[START EXTRACTED RECORDS]

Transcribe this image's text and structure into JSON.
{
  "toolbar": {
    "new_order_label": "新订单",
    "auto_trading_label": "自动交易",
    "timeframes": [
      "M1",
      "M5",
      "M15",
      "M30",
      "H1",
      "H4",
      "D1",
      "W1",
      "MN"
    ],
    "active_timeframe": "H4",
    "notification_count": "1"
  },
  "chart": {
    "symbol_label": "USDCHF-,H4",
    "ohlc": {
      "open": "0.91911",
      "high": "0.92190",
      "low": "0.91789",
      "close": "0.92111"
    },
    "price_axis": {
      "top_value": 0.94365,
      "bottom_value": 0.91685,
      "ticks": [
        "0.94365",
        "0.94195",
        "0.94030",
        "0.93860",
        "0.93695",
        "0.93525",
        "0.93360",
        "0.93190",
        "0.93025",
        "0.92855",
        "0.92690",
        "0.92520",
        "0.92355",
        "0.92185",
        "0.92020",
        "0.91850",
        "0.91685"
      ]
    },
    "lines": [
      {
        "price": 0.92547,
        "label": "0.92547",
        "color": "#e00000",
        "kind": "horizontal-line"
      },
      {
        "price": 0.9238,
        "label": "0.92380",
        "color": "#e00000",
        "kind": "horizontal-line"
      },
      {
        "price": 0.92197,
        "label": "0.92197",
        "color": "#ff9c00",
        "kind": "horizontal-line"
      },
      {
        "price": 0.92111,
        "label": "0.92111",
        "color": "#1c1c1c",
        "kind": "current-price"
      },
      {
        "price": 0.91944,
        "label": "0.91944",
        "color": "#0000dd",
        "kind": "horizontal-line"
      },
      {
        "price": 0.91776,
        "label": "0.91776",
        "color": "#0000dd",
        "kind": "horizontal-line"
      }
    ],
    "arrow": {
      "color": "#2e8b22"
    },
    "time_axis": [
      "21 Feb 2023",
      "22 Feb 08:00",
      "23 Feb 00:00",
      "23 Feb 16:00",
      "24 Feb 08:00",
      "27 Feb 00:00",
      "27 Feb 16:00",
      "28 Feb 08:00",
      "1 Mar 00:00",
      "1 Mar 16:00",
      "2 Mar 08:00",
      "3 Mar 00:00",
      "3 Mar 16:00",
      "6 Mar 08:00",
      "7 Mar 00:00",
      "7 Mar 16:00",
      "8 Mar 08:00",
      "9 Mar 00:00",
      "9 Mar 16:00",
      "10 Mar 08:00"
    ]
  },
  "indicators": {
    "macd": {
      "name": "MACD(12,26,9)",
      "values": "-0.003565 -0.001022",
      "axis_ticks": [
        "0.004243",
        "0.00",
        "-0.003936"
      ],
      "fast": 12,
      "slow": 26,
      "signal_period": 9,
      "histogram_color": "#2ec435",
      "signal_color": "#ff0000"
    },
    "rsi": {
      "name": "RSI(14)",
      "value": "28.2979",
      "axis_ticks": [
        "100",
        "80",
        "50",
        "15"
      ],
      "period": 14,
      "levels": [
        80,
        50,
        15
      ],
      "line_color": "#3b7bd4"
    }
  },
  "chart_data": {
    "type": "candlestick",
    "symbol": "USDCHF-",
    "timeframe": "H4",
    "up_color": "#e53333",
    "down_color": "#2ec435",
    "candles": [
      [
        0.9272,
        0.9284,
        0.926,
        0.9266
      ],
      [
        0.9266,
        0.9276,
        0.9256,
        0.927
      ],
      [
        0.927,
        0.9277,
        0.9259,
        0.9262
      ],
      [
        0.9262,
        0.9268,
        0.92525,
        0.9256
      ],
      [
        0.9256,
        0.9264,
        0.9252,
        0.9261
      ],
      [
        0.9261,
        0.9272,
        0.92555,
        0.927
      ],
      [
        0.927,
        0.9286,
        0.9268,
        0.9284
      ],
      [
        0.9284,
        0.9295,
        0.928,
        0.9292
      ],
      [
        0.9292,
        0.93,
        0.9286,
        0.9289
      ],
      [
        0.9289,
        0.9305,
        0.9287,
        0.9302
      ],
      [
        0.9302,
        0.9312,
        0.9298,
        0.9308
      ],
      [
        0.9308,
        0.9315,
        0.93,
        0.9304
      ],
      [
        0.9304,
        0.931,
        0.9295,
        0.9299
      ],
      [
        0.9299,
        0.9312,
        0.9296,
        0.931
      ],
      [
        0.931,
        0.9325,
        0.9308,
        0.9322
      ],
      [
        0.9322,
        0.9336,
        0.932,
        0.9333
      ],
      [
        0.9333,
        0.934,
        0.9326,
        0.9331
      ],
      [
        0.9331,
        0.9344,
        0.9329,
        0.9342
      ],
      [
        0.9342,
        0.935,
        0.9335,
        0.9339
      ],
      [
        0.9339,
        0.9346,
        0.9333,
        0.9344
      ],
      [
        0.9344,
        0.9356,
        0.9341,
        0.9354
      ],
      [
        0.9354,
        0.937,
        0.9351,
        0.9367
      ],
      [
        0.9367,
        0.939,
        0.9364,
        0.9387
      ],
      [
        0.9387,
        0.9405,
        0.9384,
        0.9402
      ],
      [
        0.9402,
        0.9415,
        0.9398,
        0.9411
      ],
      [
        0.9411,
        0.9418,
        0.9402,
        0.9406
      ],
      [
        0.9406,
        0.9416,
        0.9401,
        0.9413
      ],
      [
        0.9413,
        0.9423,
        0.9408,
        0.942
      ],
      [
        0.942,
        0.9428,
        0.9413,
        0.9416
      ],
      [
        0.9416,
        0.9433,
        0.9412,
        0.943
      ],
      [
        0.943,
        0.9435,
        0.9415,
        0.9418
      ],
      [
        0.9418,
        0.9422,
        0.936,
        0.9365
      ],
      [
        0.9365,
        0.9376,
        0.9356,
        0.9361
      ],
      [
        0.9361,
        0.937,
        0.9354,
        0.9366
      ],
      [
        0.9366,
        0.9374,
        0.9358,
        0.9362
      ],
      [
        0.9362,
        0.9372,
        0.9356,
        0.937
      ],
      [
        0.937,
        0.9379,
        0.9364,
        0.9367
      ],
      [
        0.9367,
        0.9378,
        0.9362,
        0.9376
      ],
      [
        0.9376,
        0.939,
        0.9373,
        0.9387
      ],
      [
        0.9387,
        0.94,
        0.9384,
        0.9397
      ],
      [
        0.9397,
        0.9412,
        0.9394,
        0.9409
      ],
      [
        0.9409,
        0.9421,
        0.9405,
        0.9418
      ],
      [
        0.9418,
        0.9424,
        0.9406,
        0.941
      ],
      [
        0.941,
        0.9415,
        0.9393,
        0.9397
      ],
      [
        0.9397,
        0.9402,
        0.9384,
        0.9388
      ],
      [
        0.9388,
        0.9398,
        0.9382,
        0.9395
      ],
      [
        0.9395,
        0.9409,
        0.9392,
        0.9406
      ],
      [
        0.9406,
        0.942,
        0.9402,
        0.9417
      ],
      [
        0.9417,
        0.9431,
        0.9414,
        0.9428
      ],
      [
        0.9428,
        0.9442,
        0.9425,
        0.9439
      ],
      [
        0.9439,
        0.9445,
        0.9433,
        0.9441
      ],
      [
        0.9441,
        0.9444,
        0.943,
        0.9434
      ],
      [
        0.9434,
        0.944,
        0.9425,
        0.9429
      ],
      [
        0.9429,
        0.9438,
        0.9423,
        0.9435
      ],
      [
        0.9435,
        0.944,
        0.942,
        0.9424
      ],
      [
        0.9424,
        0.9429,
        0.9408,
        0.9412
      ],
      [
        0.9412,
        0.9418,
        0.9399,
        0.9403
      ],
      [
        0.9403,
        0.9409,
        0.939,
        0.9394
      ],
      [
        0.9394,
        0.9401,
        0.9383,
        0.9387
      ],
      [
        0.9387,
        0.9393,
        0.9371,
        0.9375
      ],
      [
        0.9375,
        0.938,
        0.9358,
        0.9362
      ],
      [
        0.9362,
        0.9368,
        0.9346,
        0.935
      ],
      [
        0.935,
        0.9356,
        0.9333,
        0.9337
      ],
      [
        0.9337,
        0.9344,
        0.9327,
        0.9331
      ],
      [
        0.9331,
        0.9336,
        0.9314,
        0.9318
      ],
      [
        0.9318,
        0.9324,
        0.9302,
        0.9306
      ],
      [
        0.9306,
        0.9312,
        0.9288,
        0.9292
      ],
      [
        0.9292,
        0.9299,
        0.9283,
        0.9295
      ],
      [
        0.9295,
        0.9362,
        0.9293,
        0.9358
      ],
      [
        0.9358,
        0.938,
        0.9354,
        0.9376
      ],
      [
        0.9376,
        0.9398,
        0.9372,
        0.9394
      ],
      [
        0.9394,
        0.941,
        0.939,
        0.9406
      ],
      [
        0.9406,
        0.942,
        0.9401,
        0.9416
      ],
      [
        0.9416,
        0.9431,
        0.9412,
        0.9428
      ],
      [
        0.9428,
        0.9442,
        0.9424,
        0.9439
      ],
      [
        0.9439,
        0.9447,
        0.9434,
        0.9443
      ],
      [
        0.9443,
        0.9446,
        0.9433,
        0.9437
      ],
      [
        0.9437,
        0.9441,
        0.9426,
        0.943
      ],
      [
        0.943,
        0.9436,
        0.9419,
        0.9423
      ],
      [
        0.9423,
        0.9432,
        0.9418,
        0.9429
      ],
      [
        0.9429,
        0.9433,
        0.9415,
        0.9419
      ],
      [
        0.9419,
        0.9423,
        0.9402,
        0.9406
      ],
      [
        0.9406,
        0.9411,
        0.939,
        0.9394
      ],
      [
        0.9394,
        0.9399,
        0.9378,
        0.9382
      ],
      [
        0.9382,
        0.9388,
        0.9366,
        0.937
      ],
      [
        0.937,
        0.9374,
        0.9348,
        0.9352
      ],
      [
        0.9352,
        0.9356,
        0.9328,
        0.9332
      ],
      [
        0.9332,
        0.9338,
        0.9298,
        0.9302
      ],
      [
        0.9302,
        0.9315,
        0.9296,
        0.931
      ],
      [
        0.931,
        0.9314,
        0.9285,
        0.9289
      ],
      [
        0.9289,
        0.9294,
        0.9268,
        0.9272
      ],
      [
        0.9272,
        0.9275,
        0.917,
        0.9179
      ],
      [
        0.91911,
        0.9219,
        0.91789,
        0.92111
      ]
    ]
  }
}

[END EXTRACTED RECORDS]

(TASK DETAILS) Each line that holds the word "USDCHF" should be extracted from the records.

(RESULT FOR THIS TASK)
    "symbol_label": "USDCHF-,H4",
    "symbol": "USDCHF-",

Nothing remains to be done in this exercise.